What this exercise asks =>
a) Edit the interview passage from "And, how do" to "enough to enjoy?" by replacing "mind-bending" with "startling", and give the revised passage in full.
b) Pick up the interview on music, film and allegory at its final line and continue it.

Source document =>
Here's my goofball question for the day: If you replaced your idol, dead or alive, sidled up to you and handed you some headphones, what would be coming out of them?

Perhaps a goofball answer, but music, hopefully! And I'd assume it'd be the exact same kind of music I listen to. Speaking of idols, I'm a huge fan of the director Terrence Malick. I'd absolutely love to see a film adaptation of Sisyphus directed by him – I find his work mesmerizing, so wonderfully contemplative, and visually beautiful.


For some reason, I always get hung up on the word, allegory. In your opinion, what distinguishes an effective allegory from a less successful one?

Allegory works better when there's cultural familiarity. Some will understand most of the allegories in the book, but many will only understand the literal. There's a certain expectation of the reader - it's just the way it is.


And, how do you balance the mind-bending reactions of others with a tale that doesn't distract from what you've written? Pushing the edge while holding back enough to enjoy?

Available data =>

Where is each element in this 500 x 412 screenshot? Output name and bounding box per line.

Outputs by task =>
a)
And, how do you balance the startling reactions of others with a tale that doesn't distract from what you've written? Pushing the edge while holding back enough to enjoy?

b)
I don't think it's so mind-bending as to distract from its core message. Everything is placed 'just so', everything about it is perfectly fluid, logical and natural. I think the reactions to it speak more about what the reader is about and where they are in themselves.


Well, that was informative. Thank you for sharing. Before we go, please tell us about a forthcoming project or release.

Well, if some kind soul were to give me some money, so I could give up the day job and carry on writing, then yes, there is another book inside me. There is a sort of 'sequel', albeit a rather oblique one. More of a 'furtherance' of the point of the the first one. But til then, the Gods would have it that I am otherwise much distracted. Everything's exactly as it should be.